-- start --

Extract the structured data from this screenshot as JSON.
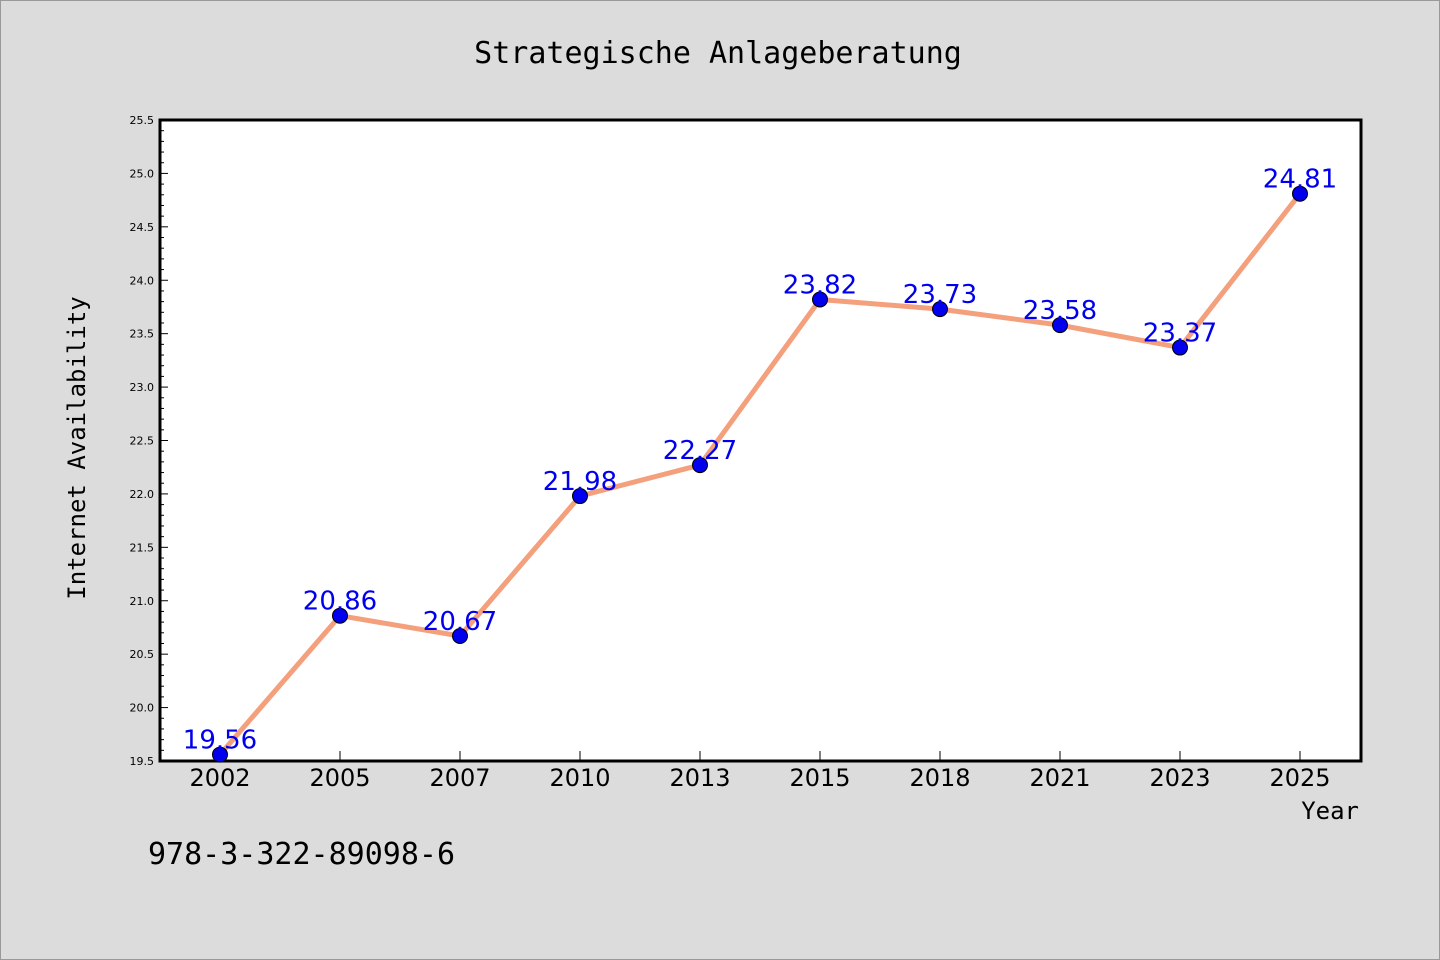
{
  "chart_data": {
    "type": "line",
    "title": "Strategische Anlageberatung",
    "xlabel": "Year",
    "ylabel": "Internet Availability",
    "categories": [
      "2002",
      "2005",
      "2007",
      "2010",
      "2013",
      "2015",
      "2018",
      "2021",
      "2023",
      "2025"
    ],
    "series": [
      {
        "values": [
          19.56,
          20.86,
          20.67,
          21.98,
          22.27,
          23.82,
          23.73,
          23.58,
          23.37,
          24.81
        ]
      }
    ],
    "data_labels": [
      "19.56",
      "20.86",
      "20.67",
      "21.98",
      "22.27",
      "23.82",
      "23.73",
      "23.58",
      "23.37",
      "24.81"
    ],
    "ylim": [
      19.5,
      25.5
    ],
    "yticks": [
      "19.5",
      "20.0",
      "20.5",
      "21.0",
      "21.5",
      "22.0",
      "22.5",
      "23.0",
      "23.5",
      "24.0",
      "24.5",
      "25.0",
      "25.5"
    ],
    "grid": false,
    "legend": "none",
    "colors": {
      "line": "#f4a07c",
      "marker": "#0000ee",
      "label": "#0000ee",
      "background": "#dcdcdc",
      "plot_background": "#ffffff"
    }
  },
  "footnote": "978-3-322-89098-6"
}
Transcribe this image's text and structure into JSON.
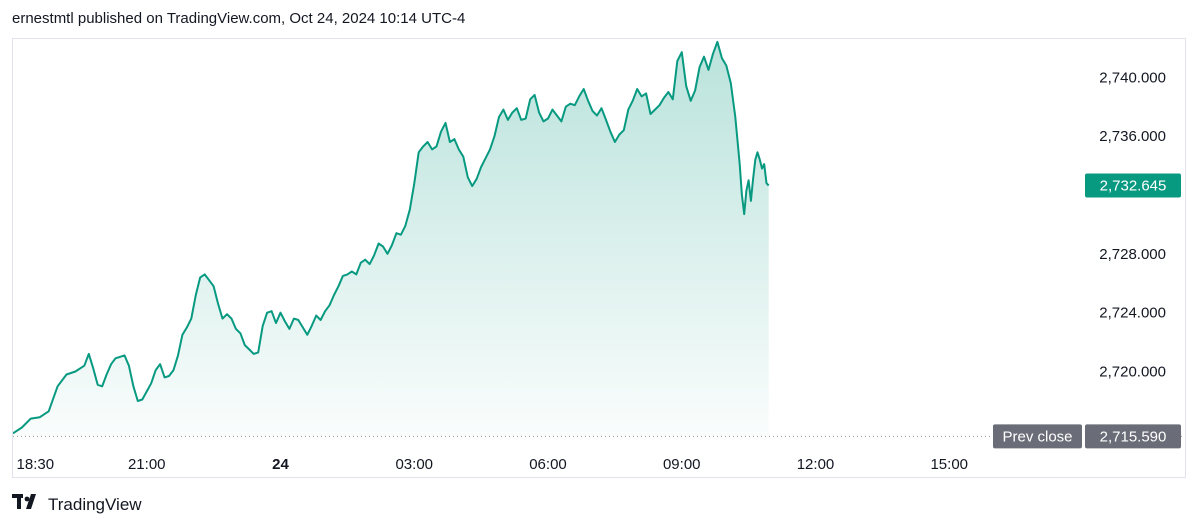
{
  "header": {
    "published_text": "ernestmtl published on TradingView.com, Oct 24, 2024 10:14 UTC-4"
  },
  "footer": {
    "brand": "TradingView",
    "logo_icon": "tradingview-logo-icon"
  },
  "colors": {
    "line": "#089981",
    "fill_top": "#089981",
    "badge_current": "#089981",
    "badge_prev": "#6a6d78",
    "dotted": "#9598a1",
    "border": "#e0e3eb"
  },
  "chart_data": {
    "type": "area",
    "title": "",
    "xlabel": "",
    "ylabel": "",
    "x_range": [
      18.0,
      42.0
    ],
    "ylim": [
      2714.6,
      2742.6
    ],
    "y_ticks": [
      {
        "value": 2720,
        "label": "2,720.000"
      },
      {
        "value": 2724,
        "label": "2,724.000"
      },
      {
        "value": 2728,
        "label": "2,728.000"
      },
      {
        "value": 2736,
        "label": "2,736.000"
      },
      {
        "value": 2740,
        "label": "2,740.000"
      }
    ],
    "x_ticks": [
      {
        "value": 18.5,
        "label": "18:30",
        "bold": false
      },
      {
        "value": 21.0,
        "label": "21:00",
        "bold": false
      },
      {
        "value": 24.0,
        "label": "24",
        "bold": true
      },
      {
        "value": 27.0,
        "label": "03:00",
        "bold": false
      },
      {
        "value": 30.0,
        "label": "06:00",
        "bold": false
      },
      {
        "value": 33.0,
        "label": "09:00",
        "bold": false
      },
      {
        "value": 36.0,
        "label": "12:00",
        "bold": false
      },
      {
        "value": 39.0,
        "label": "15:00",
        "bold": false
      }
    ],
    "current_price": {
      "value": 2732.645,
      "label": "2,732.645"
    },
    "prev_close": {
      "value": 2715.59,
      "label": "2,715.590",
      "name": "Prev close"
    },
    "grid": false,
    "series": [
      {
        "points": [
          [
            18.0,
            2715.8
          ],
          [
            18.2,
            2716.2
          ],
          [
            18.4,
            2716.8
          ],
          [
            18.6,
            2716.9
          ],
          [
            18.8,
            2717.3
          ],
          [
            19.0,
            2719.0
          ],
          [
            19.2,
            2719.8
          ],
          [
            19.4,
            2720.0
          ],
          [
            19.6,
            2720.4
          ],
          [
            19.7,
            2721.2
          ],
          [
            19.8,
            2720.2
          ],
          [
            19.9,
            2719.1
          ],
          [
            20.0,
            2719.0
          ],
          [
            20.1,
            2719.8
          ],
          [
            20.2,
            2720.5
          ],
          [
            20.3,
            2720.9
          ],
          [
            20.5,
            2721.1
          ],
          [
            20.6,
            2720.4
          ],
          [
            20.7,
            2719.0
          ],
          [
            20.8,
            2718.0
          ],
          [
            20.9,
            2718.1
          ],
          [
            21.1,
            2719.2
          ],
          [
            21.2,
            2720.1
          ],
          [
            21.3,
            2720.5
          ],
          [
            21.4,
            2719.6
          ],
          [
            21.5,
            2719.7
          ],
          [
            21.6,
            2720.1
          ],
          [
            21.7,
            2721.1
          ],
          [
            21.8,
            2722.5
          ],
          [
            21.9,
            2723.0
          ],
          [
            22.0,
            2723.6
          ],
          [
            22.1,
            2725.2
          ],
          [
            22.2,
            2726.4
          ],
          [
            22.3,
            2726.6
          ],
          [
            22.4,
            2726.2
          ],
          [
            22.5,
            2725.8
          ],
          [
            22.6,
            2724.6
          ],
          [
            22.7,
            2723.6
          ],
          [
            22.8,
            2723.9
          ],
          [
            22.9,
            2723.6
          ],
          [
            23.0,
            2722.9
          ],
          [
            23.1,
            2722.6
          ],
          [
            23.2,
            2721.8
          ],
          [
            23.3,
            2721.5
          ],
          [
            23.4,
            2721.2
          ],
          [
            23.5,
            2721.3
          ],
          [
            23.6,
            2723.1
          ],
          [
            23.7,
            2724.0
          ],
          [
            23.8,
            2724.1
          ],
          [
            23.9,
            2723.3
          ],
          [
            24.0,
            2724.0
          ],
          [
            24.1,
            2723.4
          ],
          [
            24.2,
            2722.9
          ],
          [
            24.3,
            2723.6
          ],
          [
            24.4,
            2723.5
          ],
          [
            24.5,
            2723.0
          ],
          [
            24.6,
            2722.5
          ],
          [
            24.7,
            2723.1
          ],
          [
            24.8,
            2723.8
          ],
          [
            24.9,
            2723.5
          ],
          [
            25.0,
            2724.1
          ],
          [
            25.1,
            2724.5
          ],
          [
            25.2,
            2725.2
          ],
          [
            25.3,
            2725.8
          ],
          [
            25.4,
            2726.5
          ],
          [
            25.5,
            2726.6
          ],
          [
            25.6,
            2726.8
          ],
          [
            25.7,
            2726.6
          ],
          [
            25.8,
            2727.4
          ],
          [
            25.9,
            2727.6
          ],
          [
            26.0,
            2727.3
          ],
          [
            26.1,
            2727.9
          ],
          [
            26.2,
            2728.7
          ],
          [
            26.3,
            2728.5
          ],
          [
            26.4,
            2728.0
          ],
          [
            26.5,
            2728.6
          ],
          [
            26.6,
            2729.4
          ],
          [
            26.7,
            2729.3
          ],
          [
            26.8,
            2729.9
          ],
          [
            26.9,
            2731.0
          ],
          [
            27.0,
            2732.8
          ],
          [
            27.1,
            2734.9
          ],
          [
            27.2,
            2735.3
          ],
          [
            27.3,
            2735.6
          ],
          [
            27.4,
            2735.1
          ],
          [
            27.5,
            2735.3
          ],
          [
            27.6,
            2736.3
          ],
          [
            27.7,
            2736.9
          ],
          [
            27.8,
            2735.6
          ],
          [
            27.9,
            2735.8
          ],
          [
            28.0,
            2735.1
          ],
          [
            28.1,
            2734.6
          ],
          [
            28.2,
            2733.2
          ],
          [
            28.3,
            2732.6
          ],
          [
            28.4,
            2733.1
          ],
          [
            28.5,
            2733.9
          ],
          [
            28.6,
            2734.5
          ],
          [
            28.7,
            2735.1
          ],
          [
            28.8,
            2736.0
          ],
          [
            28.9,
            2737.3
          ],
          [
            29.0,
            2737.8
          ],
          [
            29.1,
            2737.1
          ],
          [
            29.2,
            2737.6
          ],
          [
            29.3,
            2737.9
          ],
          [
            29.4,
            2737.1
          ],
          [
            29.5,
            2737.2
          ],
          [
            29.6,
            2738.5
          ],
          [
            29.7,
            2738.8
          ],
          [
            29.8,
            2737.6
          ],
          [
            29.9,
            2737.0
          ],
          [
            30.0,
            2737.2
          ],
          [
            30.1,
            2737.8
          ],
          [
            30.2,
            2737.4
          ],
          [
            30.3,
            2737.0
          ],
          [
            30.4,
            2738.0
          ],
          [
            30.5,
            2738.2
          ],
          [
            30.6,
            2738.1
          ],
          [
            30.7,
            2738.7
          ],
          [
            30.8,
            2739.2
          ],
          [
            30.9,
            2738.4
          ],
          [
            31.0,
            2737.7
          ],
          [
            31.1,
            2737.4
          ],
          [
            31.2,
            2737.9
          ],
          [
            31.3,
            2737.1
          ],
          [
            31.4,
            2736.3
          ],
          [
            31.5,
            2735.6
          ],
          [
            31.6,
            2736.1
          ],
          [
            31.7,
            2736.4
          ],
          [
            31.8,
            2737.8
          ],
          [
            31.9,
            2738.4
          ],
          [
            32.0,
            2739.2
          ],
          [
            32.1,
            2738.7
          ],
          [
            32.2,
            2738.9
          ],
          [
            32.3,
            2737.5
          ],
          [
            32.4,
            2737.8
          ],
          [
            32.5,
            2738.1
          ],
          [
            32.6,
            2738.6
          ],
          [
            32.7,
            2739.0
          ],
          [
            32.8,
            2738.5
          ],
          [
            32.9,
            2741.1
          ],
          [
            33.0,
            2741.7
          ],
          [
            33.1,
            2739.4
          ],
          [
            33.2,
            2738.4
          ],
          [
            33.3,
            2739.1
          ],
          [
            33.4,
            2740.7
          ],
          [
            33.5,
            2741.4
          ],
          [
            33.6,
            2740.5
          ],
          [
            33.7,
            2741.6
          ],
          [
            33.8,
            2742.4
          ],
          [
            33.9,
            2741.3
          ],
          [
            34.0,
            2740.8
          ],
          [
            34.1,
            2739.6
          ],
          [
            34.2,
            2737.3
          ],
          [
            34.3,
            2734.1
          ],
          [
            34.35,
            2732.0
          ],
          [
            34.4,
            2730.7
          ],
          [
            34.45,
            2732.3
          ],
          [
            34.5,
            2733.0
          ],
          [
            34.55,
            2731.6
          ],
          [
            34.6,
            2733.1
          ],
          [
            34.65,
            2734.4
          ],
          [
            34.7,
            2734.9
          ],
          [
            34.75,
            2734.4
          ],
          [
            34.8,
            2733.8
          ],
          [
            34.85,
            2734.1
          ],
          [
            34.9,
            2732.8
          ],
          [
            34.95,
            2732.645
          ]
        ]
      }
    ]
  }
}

-- end --

Count the lines that hold the string "ylabel" and state that number alone.

2